* _EXERCISE INPUT_
● ● ●
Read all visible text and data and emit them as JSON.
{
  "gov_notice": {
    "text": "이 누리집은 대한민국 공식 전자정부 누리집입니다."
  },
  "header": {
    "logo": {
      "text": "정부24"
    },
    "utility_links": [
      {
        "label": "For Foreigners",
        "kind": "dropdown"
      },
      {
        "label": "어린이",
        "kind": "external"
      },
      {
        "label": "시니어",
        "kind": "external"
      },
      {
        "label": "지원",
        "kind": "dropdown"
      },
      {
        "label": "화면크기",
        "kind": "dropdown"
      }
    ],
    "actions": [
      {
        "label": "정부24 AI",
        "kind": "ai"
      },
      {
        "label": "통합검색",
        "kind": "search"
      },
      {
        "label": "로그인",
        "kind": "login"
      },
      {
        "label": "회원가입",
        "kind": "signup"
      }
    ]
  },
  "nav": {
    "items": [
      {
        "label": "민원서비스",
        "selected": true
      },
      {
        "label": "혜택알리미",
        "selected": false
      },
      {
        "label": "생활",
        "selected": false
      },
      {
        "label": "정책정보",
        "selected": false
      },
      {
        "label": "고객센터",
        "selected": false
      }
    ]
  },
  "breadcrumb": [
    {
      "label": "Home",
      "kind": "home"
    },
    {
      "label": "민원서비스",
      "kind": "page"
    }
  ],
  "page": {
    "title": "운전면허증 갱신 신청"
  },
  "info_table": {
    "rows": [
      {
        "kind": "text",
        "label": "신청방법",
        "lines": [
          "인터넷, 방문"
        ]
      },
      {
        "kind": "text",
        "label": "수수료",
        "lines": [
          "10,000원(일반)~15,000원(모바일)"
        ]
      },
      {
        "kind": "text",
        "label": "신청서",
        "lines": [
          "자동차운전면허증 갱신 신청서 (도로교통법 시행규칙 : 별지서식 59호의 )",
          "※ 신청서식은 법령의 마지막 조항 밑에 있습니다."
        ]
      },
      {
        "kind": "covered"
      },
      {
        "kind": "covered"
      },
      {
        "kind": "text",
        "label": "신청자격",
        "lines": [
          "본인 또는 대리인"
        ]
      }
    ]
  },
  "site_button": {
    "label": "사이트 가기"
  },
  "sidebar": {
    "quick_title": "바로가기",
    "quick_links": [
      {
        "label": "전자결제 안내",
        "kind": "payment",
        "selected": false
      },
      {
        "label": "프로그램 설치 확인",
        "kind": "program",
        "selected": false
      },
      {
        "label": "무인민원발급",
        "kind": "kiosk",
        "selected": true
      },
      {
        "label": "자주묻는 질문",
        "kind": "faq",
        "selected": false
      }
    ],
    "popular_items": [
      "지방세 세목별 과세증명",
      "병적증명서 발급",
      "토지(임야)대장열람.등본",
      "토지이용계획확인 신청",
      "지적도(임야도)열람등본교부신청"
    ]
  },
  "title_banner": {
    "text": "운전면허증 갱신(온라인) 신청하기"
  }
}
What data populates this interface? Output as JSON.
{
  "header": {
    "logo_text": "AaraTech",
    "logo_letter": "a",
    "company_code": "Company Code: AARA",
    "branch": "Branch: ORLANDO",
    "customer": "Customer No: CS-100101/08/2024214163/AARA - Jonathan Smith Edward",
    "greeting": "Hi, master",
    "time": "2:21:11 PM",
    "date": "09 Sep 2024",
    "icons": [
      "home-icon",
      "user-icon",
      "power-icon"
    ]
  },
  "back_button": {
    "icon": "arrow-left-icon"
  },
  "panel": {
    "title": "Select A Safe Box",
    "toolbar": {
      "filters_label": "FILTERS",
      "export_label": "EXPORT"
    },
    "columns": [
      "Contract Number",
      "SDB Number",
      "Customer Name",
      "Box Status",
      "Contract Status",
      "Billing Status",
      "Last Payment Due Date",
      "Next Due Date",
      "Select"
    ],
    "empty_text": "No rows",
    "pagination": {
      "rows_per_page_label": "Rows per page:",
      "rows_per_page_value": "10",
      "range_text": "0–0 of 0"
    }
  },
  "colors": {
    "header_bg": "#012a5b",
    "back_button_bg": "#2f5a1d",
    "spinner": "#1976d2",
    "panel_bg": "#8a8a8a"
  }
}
● ● ●
Type the whole listing again, unaltered.

* _EXERCISE ANSWER_
Read all visible text and data and emit them as JSON.
{
  "gov_notice": {
    "text": "이 누리집은 대한민국 공식 전자정부 누리집입니다."
  },
  "header": {
    "logo": {
      "text": "정부24"
    },
    "utility_links": [
      {
        "label": "For Foreigners",
        "kind": "dropdown"
      },
      {
        "label": "어린이",
        "kind": "external"
      },
      {
        "label": "시니어",
        "kind": "external"
      },
      {
        "label": "지원",
        "kind": "dropdown"
      },
      {
        "label": "화면크기",
        "kind": "dropdown"
      }
    ],
    "actions": [
      {
        "label": "정부24 AI",
        "kind": "ai"
      },
      {
        "label": "통합검색",
        "kind": "search"
      },
      {
        "label": "로그인",
        "kind": "login"
      },
      {
        "label": "회원가입",
        "kind": "signup"
      }
    ]
  },
  "nav": {
    "items": [
      {
        "label": "민원서비스",
        "selected": true
      },
      {
        "label": "혜택알리미",
        "selected": false
      },
      {
        "label": "생활",
        "selected": false
      },
      {
        "label": "정책정보",
        "selected": false
      },
      {
        "label": "고객센터",
        "selected": false
      }
    ]
  },
  "breadcrumb": [
    {
      "label": "Home",
      "kind": "home"
    },
    {
      "label": "민원서비스",
      "kind": "page"
    }
  ],
  "page": {
    "title": "운전면허증 갱신 신청"
  },
  "info_table": {
    "rows": [
      {
        "kind": "text",
        "label": "신청방법",
        "lines": [
          "인터넷, 방문"
        ]
      },
      {
        "kind": "text",
        "label": "수수료",
        "lines": [
          "10,000원(일반)~15,000원(모바일)"
        ]
      },
      {
        "kind": "text",
        "label": "신청서",
        "lines": [
          "자동차운전면허증 갱신 신청서 (도로교통법 시행규칙 : 별지서식 59호의 )",
          "※ 신청서식은 법령의 마지막 조항 밑에 있습니다."
        ]
      },
      {
        "kind": "covered"
      },
      {
        "kind": "covered"
      },
      {
        "kind": "text",
        "label": "신청자격",
        "lines": [
          "본인 또는 대리인"
        ]
      }
    ]
  },
  "site_button": {
    "label": "사이트 가기"
  },
  "sidebar": {
    "quick_title": "바로가기",
    "quick_links": [
      {
        "label": "전자결제 안내",
        "kind": "payment",
        "selected": false
      },
      {
        "label": "프로그램 설치 확인",
        "kind": "program",
        "selected": false
      },
      {
        "label": "무인민원발급",
        "kind": "kiosk",
        "selected": true
      },
      {
        "label": "자주묻는 질문",
        "kind": "faq",
        "selected": false
      }
    ],
    "popular_items": [
      "지방세 세목별 과세증명",
      "병적증명서 발급",
      "토지(임야)대장열람.등본",
      "토지이용계획확인 신청",
      "지적도(임야도)열람등본교부신청"
    ]
  },
  "title_banner": {
    "text": "운전면허증 갱신(온라인) 신청하기"
  }
}
What data populates this interface? Output as JSON.
{
  "header": {
    "logo_text": "AaraTech",
    "logo_letter": "a",
    "company_code": "Company Code: AARA",
    "branch": "Branch: ORLANDO",
    "customer": "Customer No: CS-100101/08/2024214163/AARA - Jonathan Smith Edward",
    "greeting": "Hi, master",
    "time": "2:21:11 PM",
    "date": "09 Sep 2024",
    "icons": [
      "home-icon",
      "user-icon",
      "power-icon"
    ]
  },
  "back_button": {
    "icon": "arrow-left-icon"
  },
  "panel": {
    "title": "Select A Safe Box",
    "toolbar": {
      "filters_label": "FILTERS",
      "export_label": "EXPORT"
    },
    "columns": [
      "Contract Number",
      "SDB Number",
      "Customer Name",
      "Box Status",
      "Contract Status",
      "Billing Status",
      "Last Payment Due Date",
      "Next Due Date",
      "Select"
    ],
    "empty_text": "No rows",
    "pagination": {
      "rows_per_page_label": "Rows per page:",
      "rows_per_page_value": "10",
      "range_text": "0–0 of 0"
    }
  },
  "colors": {
    "header_bg": "#012a5b",
    "back_button_bg": "#2f5a1d",
    "spinner": "#1976d2",
    "panel_bg": "#8a8a8a"
  }
}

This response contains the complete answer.